Source records:
......

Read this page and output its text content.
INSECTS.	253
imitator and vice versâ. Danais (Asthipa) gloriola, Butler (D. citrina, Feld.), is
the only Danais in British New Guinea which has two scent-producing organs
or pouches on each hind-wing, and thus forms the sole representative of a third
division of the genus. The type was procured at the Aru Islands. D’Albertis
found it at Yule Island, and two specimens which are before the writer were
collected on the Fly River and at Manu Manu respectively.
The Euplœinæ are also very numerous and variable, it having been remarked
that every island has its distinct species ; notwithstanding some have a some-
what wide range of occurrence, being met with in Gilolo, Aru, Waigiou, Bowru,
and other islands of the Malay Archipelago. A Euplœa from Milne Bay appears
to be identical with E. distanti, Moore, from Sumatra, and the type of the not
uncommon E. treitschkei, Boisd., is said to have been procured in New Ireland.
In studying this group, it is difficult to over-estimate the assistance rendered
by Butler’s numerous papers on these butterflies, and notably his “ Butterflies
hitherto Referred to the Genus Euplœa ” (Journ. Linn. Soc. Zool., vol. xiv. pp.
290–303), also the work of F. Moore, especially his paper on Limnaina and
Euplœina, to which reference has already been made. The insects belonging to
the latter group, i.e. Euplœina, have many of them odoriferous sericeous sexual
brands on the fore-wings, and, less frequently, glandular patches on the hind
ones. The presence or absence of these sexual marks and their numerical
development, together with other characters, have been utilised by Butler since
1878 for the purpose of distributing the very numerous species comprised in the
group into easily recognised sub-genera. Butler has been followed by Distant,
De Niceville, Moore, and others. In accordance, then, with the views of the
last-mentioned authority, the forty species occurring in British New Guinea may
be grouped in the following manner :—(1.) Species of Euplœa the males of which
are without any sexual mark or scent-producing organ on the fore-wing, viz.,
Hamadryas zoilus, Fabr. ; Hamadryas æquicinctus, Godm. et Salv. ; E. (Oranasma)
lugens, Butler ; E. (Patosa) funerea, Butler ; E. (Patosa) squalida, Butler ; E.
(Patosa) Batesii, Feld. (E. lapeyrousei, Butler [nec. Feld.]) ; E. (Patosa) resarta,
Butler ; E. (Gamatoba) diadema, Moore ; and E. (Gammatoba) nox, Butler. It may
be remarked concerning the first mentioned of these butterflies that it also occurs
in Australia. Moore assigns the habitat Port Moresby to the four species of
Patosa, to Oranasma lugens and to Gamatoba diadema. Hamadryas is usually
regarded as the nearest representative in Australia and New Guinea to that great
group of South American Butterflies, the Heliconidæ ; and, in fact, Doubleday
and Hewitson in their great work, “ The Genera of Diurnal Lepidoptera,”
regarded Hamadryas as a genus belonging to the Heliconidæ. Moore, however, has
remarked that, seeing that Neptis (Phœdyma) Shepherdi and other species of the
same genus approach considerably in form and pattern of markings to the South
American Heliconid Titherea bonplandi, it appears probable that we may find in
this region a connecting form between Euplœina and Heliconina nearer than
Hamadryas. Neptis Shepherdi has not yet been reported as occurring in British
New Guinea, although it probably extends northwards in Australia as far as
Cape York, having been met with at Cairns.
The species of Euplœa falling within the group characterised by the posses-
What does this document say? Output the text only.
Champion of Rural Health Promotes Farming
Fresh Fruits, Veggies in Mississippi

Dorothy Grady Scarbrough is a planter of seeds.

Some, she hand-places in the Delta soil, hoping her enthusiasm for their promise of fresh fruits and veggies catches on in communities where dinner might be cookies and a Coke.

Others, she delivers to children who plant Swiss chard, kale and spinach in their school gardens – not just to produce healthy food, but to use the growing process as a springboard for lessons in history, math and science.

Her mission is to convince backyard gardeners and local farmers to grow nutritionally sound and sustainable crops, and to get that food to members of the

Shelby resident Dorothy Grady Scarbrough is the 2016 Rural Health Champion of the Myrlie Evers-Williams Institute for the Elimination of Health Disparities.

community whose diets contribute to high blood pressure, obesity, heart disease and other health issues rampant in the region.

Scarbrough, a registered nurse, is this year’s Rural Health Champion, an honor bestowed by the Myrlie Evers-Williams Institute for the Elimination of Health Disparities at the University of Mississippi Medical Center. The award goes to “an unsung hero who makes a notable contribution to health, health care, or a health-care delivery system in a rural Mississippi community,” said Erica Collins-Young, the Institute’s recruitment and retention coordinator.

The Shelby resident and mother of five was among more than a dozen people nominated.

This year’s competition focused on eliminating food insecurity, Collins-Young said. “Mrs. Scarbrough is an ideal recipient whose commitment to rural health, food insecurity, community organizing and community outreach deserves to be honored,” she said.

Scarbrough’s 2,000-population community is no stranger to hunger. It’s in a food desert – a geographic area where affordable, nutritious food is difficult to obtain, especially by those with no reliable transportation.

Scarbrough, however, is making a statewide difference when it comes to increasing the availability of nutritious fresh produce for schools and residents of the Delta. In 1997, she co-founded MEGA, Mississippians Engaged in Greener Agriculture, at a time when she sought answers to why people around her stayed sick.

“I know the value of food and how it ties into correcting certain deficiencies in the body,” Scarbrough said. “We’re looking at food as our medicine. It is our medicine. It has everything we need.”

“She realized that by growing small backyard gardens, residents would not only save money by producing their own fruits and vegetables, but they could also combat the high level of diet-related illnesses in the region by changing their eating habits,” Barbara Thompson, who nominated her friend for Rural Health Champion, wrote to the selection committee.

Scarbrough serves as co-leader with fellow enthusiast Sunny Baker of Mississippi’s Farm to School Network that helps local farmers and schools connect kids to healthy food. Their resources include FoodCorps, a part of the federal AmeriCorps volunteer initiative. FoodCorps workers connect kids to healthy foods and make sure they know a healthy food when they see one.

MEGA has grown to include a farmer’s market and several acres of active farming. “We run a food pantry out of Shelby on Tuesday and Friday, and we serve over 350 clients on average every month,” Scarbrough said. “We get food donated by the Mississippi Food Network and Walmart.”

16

......

__SET TASK__.
Report all lines of the material that contain the word "from".

__CORRECT RESULT__.
and other islands of the Malay Archipelago. A Euplœa from Milne Bay appears
to be identical with E. distanti, Moore, from Sumatra, and the type of the not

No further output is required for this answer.